** START OF Data shown **

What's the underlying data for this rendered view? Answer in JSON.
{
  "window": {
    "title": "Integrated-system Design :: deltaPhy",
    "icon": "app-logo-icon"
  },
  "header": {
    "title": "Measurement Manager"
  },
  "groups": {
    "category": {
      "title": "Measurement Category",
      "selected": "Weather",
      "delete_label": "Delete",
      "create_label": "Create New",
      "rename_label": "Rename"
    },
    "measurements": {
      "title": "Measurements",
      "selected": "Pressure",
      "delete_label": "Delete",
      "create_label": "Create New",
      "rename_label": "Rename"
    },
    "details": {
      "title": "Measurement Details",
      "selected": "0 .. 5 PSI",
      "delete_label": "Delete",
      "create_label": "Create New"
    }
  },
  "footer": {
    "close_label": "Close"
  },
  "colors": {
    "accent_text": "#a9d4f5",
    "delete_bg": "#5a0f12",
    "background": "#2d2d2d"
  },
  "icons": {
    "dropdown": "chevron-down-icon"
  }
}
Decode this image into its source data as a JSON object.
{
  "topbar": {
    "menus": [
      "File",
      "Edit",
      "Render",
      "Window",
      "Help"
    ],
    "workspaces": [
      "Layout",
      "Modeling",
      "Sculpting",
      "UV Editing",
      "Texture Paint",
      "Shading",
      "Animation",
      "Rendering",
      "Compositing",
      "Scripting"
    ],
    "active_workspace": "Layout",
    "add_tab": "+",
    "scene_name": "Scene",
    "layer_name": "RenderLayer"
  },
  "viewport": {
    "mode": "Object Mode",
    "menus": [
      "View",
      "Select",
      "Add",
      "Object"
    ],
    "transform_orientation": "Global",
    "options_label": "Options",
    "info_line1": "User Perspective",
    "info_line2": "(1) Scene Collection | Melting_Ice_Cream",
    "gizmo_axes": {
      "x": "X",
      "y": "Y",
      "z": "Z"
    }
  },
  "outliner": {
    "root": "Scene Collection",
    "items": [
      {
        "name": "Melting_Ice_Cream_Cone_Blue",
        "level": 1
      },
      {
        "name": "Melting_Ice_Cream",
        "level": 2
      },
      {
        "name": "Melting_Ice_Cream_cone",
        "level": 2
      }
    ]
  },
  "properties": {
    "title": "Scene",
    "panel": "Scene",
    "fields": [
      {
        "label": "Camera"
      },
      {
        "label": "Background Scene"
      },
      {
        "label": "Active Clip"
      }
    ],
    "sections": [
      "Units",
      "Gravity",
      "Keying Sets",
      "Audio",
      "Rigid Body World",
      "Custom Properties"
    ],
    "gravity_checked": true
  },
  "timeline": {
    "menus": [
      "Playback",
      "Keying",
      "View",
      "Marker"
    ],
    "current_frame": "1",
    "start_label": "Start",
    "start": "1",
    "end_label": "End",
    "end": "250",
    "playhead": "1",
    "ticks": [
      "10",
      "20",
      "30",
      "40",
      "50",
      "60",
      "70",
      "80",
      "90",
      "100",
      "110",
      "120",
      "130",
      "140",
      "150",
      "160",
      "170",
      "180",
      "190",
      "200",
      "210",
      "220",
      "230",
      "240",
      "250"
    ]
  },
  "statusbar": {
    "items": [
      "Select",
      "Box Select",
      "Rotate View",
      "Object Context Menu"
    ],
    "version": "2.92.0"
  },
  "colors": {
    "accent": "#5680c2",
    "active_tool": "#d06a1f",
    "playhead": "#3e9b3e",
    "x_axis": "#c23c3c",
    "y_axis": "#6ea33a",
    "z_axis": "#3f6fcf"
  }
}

** END OF Data shown **

● Goal:
Transcribe every entry verbatim.

● The completed task:
What's the underlying data for this rendered view? Answer in JSON.
{
  "window": {
    "title": "Integrated-system Design :: deltaPhy",
    "icon": "app-logo-icon"
  },
  "header": {
    "title": "Measurement Manager"
  },
  "groups": {
    "category": {
      "title": "Measurement Category",
      "selected": "Weather",
      "delete_label": "Delete",
      "create_label": "Create New",
      "rename_label": "Rename"
    },
    "measurements": {
      "title": "Measurements",
      "selected": "Pressure",
      "delete_label": "Delete",
      "create_label": "Create New",
      "rename_label": "Rename"
    },
    "details": {
      "title": "Measurement Details",
      "selected": "0 .. 5 PSI",
      "delete_label": "Delete",
      "create_label": "Create New"
    }
  },
  "footer": {
    "close_label": "Close"
  },
  "colors": {
    "accent_text": "#a9d4f5",
    "delete_bg": "#5a0f12",
    "background": "#2d2d2d"
  },
  "icons": {
    "dropdown": "chevron-down-icon"
  }
}
Decode this image into its source data as a JSON object.
{
  "topbar": {
    "menus": [
      "File",
      "Edit",
      "Render",
      "Window",
      "Help"
    ],
    "workspaces": [
      "Layout",
      "Modeling",
      "Sculpting",
      "UV Editing",
      "Texture Paint",
      "Shading",
      "Animation",
      "Rendering",
      "Compositing",
      "Scripting"
    ],
    "active_workspace": "Layout",
    "add_tab": "+",
    "scene_name": "Scene",
    "layer_name": "RenderLayer"
  },
  "viewport": {
    "mode": "Object Mode",
    "menus": [
      "View",
      "Select",
      "Add",
      "Object"
    ],
    "transform_orientation": "Global",
    "options_label": "Options",
    "info_line1": "User Perspective",
    "info_line2": "(1) Scene Collection | Melting_Ice_Cream",
    "gizmo_axes": {
      "x": "X",
      "y": "Y",
      "z": "Z"
    }
  },
  "outliner": {
    "root": "Scene Collection",
    "items": [
      {
        "name": "Melting_Ice_Cream_Cone_Blue",
        "level": 1
      },
      {
        "name": "Melting_Ice_Cream",
        "level": 2
      },
      {
        "name": "Melting_Ice_Cream_cone",
        "level": 2
      }
    ]
  },
  "properties": {
    "title": "Scene",
    "panel": "Scene",
    "fields": [
      {
        "label": "Camera"
      },
      {
        "label": "Background Scene"
      },
      {
        "label": "Active Clip"
      }
    ],
    "sections": [
      "Units",
      "Gravity",
      "Keying Sets",
      "Audio",
      "Rigid Body World",
      "Custom Properties"
    ],
    "gravity_checked": true
  },
  "timeline": {
    "menus": [
      "Playback",
      "Keying",
      "View",
      "Marker"
    ],
    "current_frame": "1",
    "start_label": "Start",
    "start": "1",
    "end_label": "End",
    "end": "250",
    "playhead": "1",
    "ticks": [
      "10",
      "20",
      "30",
      "40",
      "50",
      "60",
      "70",
      "80",
      "90",
      "100",
      "110",
      "120",
      "130",
      "140",
      "150",
      "160",
      "170",
      "180",
      "190",
      "200",
      "210",
      "220",
      "230",
      "240",
      "250"
    ]
  },
  "statusbar": {
    "items": [
      "Select",
      "Box Select",
      "Rotate View",
      "Object Context Menu"
    ],
    "version": "2.92.0"
  },
  "colors": {
    "accent": "#5680c2",
    "active_tool": "#d06a1f",
    "playhead": "#3e9b3e",
    "x_axis": "#c23c3c",
    "y_axis": "#6ea33a",
    "z_axis": "#3f6fcf"
  }
}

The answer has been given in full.